### SET PROBLEM
Please restate the following records word for word.
— Start THE RECORDS —
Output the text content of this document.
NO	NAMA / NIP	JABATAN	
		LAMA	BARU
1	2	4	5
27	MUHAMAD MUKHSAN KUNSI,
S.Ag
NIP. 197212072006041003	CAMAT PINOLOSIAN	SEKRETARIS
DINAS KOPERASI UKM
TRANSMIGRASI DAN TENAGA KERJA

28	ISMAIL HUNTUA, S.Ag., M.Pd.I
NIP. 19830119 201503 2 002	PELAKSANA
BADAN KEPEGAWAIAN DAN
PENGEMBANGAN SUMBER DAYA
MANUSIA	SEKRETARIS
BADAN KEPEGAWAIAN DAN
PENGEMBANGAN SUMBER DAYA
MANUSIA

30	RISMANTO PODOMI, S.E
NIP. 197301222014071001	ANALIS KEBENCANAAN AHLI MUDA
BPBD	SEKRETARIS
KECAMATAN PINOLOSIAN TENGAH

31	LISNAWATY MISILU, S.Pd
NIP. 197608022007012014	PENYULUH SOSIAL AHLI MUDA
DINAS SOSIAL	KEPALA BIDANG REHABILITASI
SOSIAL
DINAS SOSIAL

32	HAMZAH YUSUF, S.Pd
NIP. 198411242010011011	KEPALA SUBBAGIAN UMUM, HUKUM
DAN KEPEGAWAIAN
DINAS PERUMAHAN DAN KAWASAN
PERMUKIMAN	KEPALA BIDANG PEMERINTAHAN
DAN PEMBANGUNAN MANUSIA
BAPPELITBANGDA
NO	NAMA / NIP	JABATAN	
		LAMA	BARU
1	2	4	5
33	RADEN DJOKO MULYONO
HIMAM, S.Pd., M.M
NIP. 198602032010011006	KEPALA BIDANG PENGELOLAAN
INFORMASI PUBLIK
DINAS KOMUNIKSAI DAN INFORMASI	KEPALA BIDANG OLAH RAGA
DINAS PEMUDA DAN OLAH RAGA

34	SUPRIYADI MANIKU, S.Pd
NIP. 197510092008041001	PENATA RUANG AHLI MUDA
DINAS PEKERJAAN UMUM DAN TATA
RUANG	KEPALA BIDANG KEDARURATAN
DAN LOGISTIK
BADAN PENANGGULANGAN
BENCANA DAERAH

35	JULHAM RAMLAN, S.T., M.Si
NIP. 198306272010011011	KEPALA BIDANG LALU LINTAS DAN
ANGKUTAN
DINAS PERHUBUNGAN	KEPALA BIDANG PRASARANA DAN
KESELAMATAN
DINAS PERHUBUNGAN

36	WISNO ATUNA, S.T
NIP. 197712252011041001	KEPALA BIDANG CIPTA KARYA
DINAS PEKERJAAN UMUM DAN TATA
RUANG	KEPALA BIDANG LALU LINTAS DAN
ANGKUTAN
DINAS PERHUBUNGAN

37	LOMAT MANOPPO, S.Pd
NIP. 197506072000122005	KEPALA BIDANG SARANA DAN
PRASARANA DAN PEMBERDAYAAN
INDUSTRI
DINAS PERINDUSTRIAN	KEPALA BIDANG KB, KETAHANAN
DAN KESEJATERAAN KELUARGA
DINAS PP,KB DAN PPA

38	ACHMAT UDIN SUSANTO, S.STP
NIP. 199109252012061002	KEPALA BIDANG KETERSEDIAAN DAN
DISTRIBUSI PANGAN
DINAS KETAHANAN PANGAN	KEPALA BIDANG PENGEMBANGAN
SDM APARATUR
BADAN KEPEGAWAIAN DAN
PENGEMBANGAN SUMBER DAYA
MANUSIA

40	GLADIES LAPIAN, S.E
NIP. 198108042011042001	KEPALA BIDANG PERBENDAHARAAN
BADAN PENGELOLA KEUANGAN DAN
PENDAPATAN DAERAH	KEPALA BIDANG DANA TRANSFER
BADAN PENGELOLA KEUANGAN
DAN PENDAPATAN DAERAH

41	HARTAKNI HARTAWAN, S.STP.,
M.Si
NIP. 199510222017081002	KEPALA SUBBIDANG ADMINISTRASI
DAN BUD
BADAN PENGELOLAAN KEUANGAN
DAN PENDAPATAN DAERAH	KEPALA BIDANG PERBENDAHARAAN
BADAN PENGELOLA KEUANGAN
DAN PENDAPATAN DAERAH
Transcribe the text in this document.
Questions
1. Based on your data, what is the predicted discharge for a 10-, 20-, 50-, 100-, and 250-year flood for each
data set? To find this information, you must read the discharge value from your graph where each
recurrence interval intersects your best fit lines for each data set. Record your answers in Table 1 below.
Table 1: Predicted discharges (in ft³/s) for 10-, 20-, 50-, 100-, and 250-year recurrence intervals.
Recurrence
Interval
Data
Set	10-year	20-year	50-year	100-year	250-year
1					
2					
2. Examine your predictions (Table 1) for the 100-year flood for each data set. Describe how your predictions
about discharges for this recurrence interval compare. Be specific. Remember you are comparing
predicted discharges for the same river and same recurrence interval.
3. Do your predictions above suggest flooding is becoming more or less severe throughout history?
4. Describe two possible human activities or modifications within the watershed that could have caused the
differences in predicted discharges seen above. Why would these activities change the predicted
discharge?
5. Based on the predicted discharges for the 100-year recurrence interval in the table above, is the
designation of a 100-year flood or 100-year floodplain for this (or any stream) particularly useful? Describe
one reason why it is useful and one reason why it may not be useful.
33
— End THE RECORDS —
### ANSWER TO THE TASK
Output the text content of this document.
NO	NAMA / NIP	JABATAN	
		LAMA	BARU
1	2	4	5
27	MUHAMAD MUKHSAN KUNSI,
S.Ag
NIP. 197212072006041003	CAMAT PINOLOSIAN	SEKRETARIS
DINAS KOPERASI UKM
TRANSMIGRASI DAN TENAGA KERJA

28	ISMAIL HUNTUA, S.Ag., M.Pd.I
NIP. 19830119 201503 2 002	PELAKSANA
BADAN KEPEGAWAIAN DAN
PENGEMBANGAN SUMBER DAYA
MANUSIA	SEKRETARIS
BADAN KEPEGAWAIAN DAN
PENGEMBANGAN SUMBER DAYA
MANUSIA

30	RISMANTO PODOMI, S.E
NIP. 197301222014071001	ANALIS KEBENCANAAN AHLI MUDA
BPBD	SEKRETARIS
KECAMATAN PINOLOSIAN TENGAH

31	LISNAWATY MISILU, S.Pd
NIP. 197608022007012014	PENYULUH SOSIAL AHLI MUDA
DINAS SOSIAL	KEPALA BIDANG REHABILITASI
SOSIAL
DINAS SOSIAL

32	HAMZAH YUSUF, S.Pd
NIP. 198411242010011011	KEPALA SUBBAGIAN UMUM, HUKUM
DAN KEPEGAWAIAN
DINAS PERUMAHAN DAN KAWASAN
PERMUKIMAN	KEPALA BIDANG PEMERINTAHAN
DAN PEMBANGUNAN MANUSIA
BAPPELITBANGDA
NO	NAMA / NIP	JABATAN	
		LAMA	BARU
1	2	4	5
33	RADEN DJOKO MULYONO
HIMAM, S.Pd., M.M
NIP. 198602032010011006	KEPALA BIDANG PENGELOLAAN
INFORMASI PUBLIK
DINAS KOMUNIKSAI DAN INFORMASI	KEPALA BIDANG OLAH RAGA
DINAS PEMUDA DAN OLAH RAGA

34	SUPRIYADI MANIKU, S.Pd
NIP. 197510092008041001	PENATA RUANG AHLI MUDA
DINAS PEKERJAAN UMUM DAN TATA
RUANG	KEPALA BIDANG KEDARURATAN
DAN LOGISTIK
BADAN PENANGGULANGAN
BENCANA DAERAH

35	JULHAM RAMLAN, S.T., M.Si
NIP. 198306272010011011	KEPALA BIDANG LALU LINTAS DAN
ANGKUTAN
DINAS PERHUBUNGAN	KEPALA BIDANG PRASARANA DAN
KESELAMATAN
DINAS PERHUBUNGAN

36	WISNO ATUNA, S.T
NIP. 197712252011041001	KEPALA BIDANG CIPTA KARYA
DINAS PEKERJAAN UMUM DAN TATA
RUANG	KEPALA BIDANG LALU LINTAS DAN
ANGKUTAN
DINAS PERHUBUNGAN

37	LOMAT MANOPPO, S.Pd
NIP. 197506072000122005	KEPALA BIDANG SARANA DAN
PRASARANA DAN PEMBERDAYAAN
INDUSTRI
DINAS PERINDUSTRIAN	KEPALA BIDANG KB, KETAHANAN
DAN KESEJATERAAN KELUARGA
DINAS PP,KB DAN PPA

38	ACHMAT UDIN SUSANTO, S.STP
NIP. 199109252012061002	KEPALA BIDANG KETERSEDIAAN DAN
DISTRIBUSI PANGAN
DINAS KETAHANAN PANGAN	KEPALA BIDANG PENGEMBANGAN
SDM APARATUR
BADAN KEPEGAWAIAN DAN
PENGEMBANGAN SUMBER DAYA
MANUSIA

40	GLADIES LAPIAN, S.E
NIP. 198108042011042001	KEPALA BIDANG PERBENDAHARAAN
BADAN PENGELOLA KEUANGAN DAN
PENDAPATAN DAERAH	KEPALA BIDANG DANA TRANSFER
BADAN PENGELOLA KEUANGAN
DAN PENDAPATAN DAERAH

41	HARTAKNI HARTAWAN, S.STP.,
M.Si
NIP. 199510222017081002	KEPALA SUBBIDANG ADMINISTRASI
DAN BUD
BADAN PENGELOLAAN KEUANGAN
DAN PENDAPATAN DAERAH	KEPALA BIDANG PERBENDAHARAAN
BADAN PENGELOLA KEUANGAN
DAN PENDAPATAN DAERAH
Transcribe the text in this document.
Questions
1. Based on your data, what is the predicted discharge for a 10-, 20-, 50-, 100-, and 250-year flood for each
data set? To find this information, you must read the discharge value from your graph where each
recurrence interval intersects your best fit lines for each data set. Record your answers in Table 1 below.
Table 1: Predicted discharges (in ft³/s) for 10-, 20-, 50-, 100-, and 250-year recurrence intervals.
Recurrence
Interval
Data
Set	10-year	20-year	50-year	100-year	250-year
1					
2					
2. Examine your predictions (Table 1) for the 100-year flood for each data set. Describe how your predictions
about discharges for this recurrence interval compare. Be specific. Remember you are comparing
predicted discharges for the same river and same recurrence interval.
3. Do your predictions above suggest flooding is becoming more or less severe throughout history?
4. Describe two possible human activities or modifications within the watershed that could have caused the
differences in predicted discharges seen above. Why would these activities change the predicted
discharge?
5. Based on the predicted discharges for the 100-year recurrence interval in the table above, is the
designation of a 100-year flood or 100-year floodplain for this (or any stream) particularly useful? Describe
one reason why it is useful and one reason why it may not be useful.
33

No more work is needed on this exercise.